- _Exercise requirements_
Output every line of the items below unchanged, leaving out the pictures.

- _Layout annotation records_
= = =
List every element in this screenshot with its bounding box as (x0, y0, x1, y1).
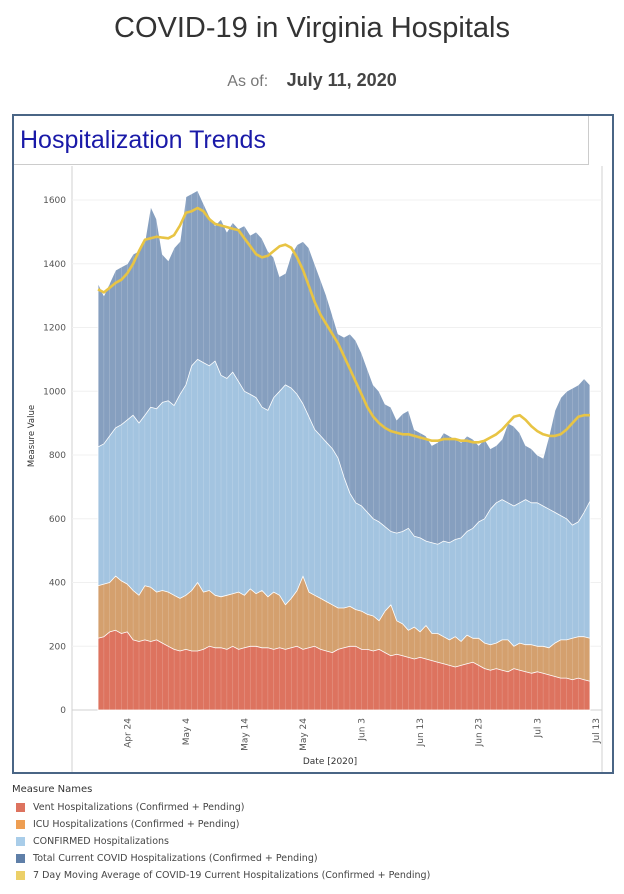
panel-title-bar: Hospitalization Trends (14, 116, 589, 165)
x-tick-label: Jun 13 (416, 718, 426, 747)
x-tick-label: Apr 24 (123, 718, 133, 748)
page-title: COVID-19 in Virginia Hospitals (114, 12, 510, 44)
legend-swatch (16, 803, 25, 812)
x-tick-label: May 14 (240, 718, 250, 751)
legend-title: Measure Names (12, 784, 93, 795)
x-tick-label: Jul 3 (533, 718, 543, 738)
panel-title: Hospitalization Trends (20, 126, 266, 154)
x-tick-label: Jun 23 (475, 718, 485, 747)
as-of-label: As of: (227, 73, 269, 90)
legend-item[interactable]: CONFIRMED Hospitalizations (12, 833, 612, 850)
y-tick-label: 200 (49, 642, 66, 652)
x-axis-label: Date [2020] (303, 757, 357, 767)
y-tick-label: 1000 (43, 387, 66, 397)
legend-item[interactable]: ICU Hospitalizations (Confirmed + Pendin… (12, 816, 612, 833)
y-tick-label: 600 (49, 515, 66, 525)
x-tick-label: Jul 13 (592, 718, 602, 744)
x-tick-label: May 24 (299, 718, 309, 751)
legend-swatch (16, 837, 25, 846)
y-tick-label: 400 (49, 579, 66, 589)
legend-swatch (16, 854, 25, 863)
legend-swatch (16, 871, 25, 880)
y-tick-label: 800 (49, 451, 66, 461)
legend-label: CONFIRMED Hospitalizations (33, 836, 169, 847)
x-tick-label: Jun 3 (358, 718, 368, 742)
x-tick-label: May 4 (182, 718, 192, 745)
legend-item[interactable]: Vent Hospitalizations (Confirmed + Pendi… (12, 799, 612, 816)
y-tick-label: 1200 (43, 324, 66, 334)
moving-average-line[interactable] (97, 206, 590, 444)
legend-swatch (16, 820, 25, 829)
y-axis-label: Measure Value (27, 405, 37, 467)
hospitalization-trends-panel: Hospitalization Trends 0 200 400 600 800 1000… (12, 114, 614, 774)
y-tick-label: 1400 (43, 260, 66, 270)
y-tick-label: 1600 (43, 196, 66, 206)
hospitalization-chart[interactable]: 0 200 400 600 800 1000 1200 1400 1600 Measure Val… (14, 116, 612, 772)
legend-item[interactable]: 7 Day Moving Average of COVID-19 Current… (12, 867, 612, 884)
legend-label: ICU Hospitalizations (Confirmed + Pendin… (33, 819, 240, 830)
legend-item[interactable]: Total Current COVID Hospitalizations (Co… (12, 850, 612, 867)
legend-label: 7 Day Moving Average of COVID-19 Current… (33, 870, 431, 881)
as-of-date: July 11, 2020 (286, 70, 397, 90)
legend: Measure Names Vent Hospitalizations (Con… (12, 784, 612, 884)
y-tick-label: 0 (60, 706, 66, 716)
as-of-line: As of: July 11, 2020 (0, 70, 624, 91)
vent-hospitalizations-area[interactable] (97, 629, 591, 711)
legend-label: Vent Hospitalizations (Confirmed + Pendi… (33, 802, 245, 813)
legend-label: Total Current COVID Hospitalizations (Co… (33, 853, 318, 864)
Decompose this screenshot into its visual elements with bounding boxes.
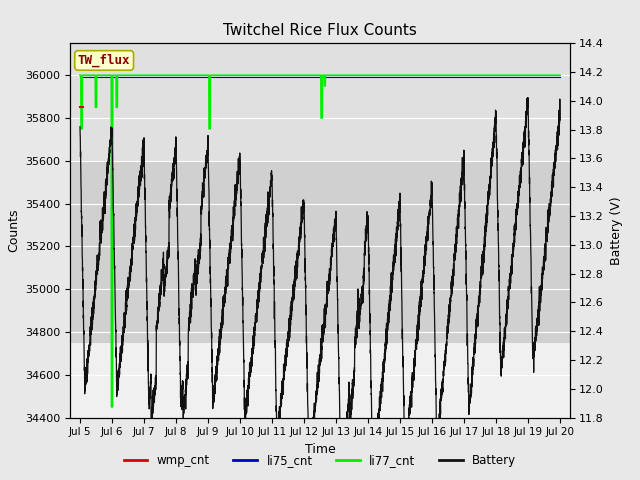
Title: Twitchel Rice Flux Counts: Twitchel Rice Flux Counts: [223, 23, 417, 38]
Bar: [70, 43, 570, 161]
Bar: [70, 161, 570, 343]
Text: TW_flux: TW_flux: [78, 54, 131, 67]
Legend: wmp_cnt, li75_cnt, li77_cnt, Battery: wmp_cnt, li75_cnt, li77_cnt, Battery: [119, 449, 521, 472]
Y-axis label: Counts: Counts: [7, 209, 20, 252]
Y-axis label: Battery (V): Battery (V): [610, 196, 623, 264]
X-axis label: Time: Time: [305, 443, 335, 456]
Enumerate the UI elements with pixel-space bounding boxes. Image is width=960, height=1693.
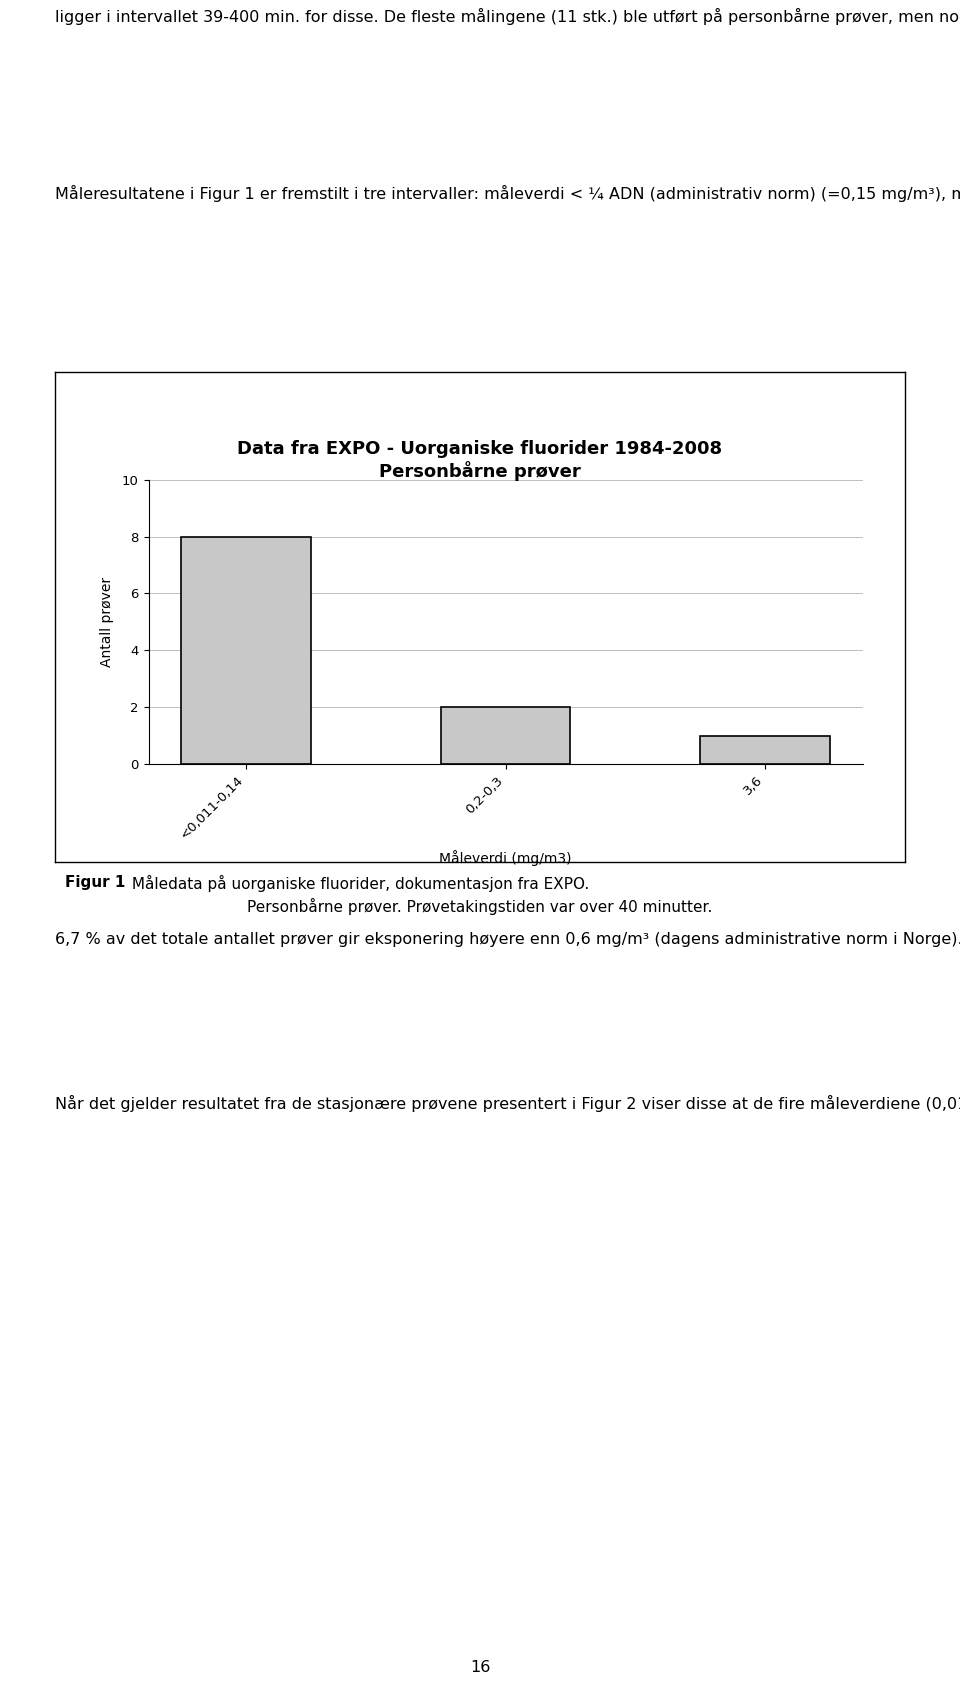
Bar: [180, 537, 311, 764]
X-axis label: Måleverdi (mg/m3): Måleverdi (mg/m3): [440, 850, 572, 867]
Text: Måleresultatene i Figur 1 er fremstilt i tre intervaller: måleverdi < ¼ ADN (adm: Måleresultatene i Figur 1 er fremstilt i…: [55, 185, 960, 201]
Text: Personbårne prøver. Prøvetakingstiden var over 40 minutter.: Personbårne prøver. Prøvetakingstiden va…: [248, 897, 712, 914]
Text: ligger i intervallet 39-400 min. for disse. De fleste målingene (11 stk.) ble ut: ligger i intervallet 39-400 min. for dis…: [55, 8, 960, 25]
Text: Måledata på uorganiske fluorider, dokumentasjon fra EXPO.: Måledata på uorganiske fluorider, dokume…: [127, 875, 589, 892]
Text: Når det gjelder resultatet fra de stasjonære prøvene presentert i Figur 2 viser : Når det gjelder resultatet fra de stasjo…: [55, 1095, 960, 1112]
Bar: [700, 735, 830, 764]
Text: 16: 16: [469, 1661, 491, 1674]
Text: Data fra EXPO - Uorganiske fluorider 1984-2008
Personbårne prøver: Data fra EXPO - Uorganiske fluorider 198…: [237, 440, 723, 481]
Text: Figur 1: Figur 1: [64, 875, 125, 891]
Y-axis label: Antall prøver: Antall prøver: [100, 577, 113, 667]
Bar: [441, 708, 570, 764]
Text: 6,7 % av det totale antallet prøver gir eksponering høyere enn 0,6 mg/m³ (dagens: 6,7 % av det totale antallet prøver gir …: [55, 929, 960, 946]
= = =
- _Answer to this task_
List every element in this screenshot with its bounding box as (x0, y0, x1, y1).
panel-title-bar: Hospitalization Trends (14, 116, 589, 165)
x-tick-label: Jun 13 (416, 718, 426, 747)
x-tick-label: Apr 24 (123, 718, 133, 748)
page-title: COVID-19 in Virginia Hospitals (114, 12, 510, 44)
legend-swatch (16, 803, 25, 812)
x-tick-label: May 14 (240, 718, 250, 751)
legend-title: Measure Names (12, 784, 93, 795)
x-tick-label: Jul 3 (533, 718, 543, 738)
panel-title: Hospitalization Trends (20, 126, 266, 154)
x-tick-label: Jun 23 (475, 718, 485, 747)
as-of-label: As of: (227, 73, 269, 90)
legend-item[interactable]: CONFIRMED Hospitalizations (12, 833, 612, 850)
y-tick-label: 200 (49, 642, 66, 652)
x-axis-label: Date [2020] (303, 757, 357, 767)
y-tick-label: 1000 (43, 387, 66, 397)
legend-item[interactable]: ICU Hospitalizations (Confirmed + Pendin… (12, 816, 612, 833)
y-tick-label: 600 (49, 515, 66, 525)
x-tick-label: Jul 13 (592, 718, 602, 744)
x-tick-label: May 24 (299, 718, 309, 751)
legend-swatch (16, 837, 25, 846)
y-tick-label: 400 (49, 579, 66, 589)
legend-swatch (16, 854, 25, 863)
legend-swatch (16, 871, 25, 880)
y-tick-label: 800 (49, 451, 66, 461)
legend-label: CONFIRMED Hospitalizations (33, 836, 169, 847)
x-tick-label: Jun 3 (358, 718, 368, 742)
x-tick-label: May 4 (182, 718, 192, 745)
legend-item[interactable]: Vent Hospitalizations (Confirmed + Pendi… (12, 799, 612, 816)
y-tick-label: 1200 (43, 324, 66, 334)
moving-average-line[interactable] (97, 206, 590, 444)
legend-swatch (16, 820, 25, 829)
y-axis-label: Measure Value (27, 405, 37, 467)
hospitalization-trends-panel: Hospitalization Trends 0 200 400 600 800 1000… (12, 114, 614, 774)
y-tick-label: 1400 (43, 260, 66, 270)
y-tick-label: 1600 (43, 196, 66, 206)
hospitalization-chart[interactable]: 0 200 400 600 800 1000 1200 1400 1600 Measure Val… (14, 116, 612, 772)
legend-item[interactable]: 7 Day Moving Average of COVID-19 Current… (12, 867, 612, 884)
legend-label: ICU Hospitalizations (Confirmed + Pendin… (33, 819, 240, 830)
legend-item[interactable]: Total Current COVID Hospitalizations (Co… (12, 850, 612, 867)
legend-label: 7 Day Moving Average of COVID-19 Current… (33, 870, 431, 881)
as-of-date: July 11, 2020 (286, 70, 397, 90)
legend: Measure Names Vent Hospitalizations (Con… (12, 784, 612, 884)
y-tick-label: 0 (60, 706, 66, 716)
as-of-line: As of: July 11, 2020 (0, 70, 624, 91)
vent-hospitalizations-area[interactable] (97, 629, 591, 711)
legend-label: Vent Hospitalizations (Confirmed + Pendi… (33, 802, 245, 813)
legend-label: Total Current COVID Hospitalizations (Co… (33, 853, 318, 864)
Decompose this screenshot into its visual elements with bounding boxes.
Title: Twitchel Rice Flux Counts: Twitchel Rice Flux Counts: [223, 23, 417, 38]
Bar: [70, 43, 570, 161]
Bar: [70, 161, 570, 343]
Text: TW_flux: TW_flux: [78, 54, 131, 67]
Legend: wmp_cnt, li75_cnt, li77_cnt, Battery: wmp_cnt, li75_cnt, li77_cnt, Battery: [119, 449, 521, 472]
Y-axis label: Counts: Counts: [7, 209, 20, 252]
Y-axis label: Battery (V): Battery (V): [610, 196, 623, 264]
X-axis label: Time: Time: [305, 443, 335, 456]
Enumerate the UI elements with pixel-space bounding boxes. Image is width=960, height=1693.
Bar: [180, 537, 311, 764]
X-axis label: Måleverdi (mg/m3): Måleverdi (mg/m3): [440, 850, 572, 867]
Text: Måleresultatene i Figur 1 er fremstilt i tre intervaller: måleverdi < ¼ ADN (adm: Måleresultatene i Figur 1 er fremstilt i…: [55, 185, 960, 201]
Text: Personbårne prøver. Prøvetakingstiden var over 40 minutter.: Personbårne prøver. Prøvetakingstiden va…: [248, 897, 712, 914]
Text: ligger i intervallet 39-400 min. for disse. De fleste målingene (11 stk.) ble ut: ligger i intervallet 39-400 min. for dis…: [55, 8, 960, 25]
Text: Måledata på uorganiske fluorider, dokumentasjon fra EXPO.: Måledata på uorganiske fluorider, dokume…: [127, 875, 589, 892]
Text: Når det gjelder resultatet fra de stasjonære prøvene presentert i Figur 2 viser : Når det gjelder resultatet fra de stasjo…: [55, 1095, 960, 1112]
Bar: [700, 735, 830, 764]
Text: 16: 16: [469, 1661, 491, 1674]
Text: Data fra EXPO - Uorganiske fluorider 1984-2008
Personbårne prøver: Data fra EXPO - Uorganiske fluorider 198…: [237, 440, 723, 481]
Text: Figur 1: Figur 1: [64, 875, 125, 891]
Y-axis label: Antall prøver: Antall prøver: [100, 577, 113, 667]
Bar: [441, 708, 570, 764]
Text: 6,7 % av det totale antallet prøver gir eksponering høyere enn 0,6 mg/m³ (dagens: 6,7 % av det totale antallet prøver gir …: [55, 929, 960, 946]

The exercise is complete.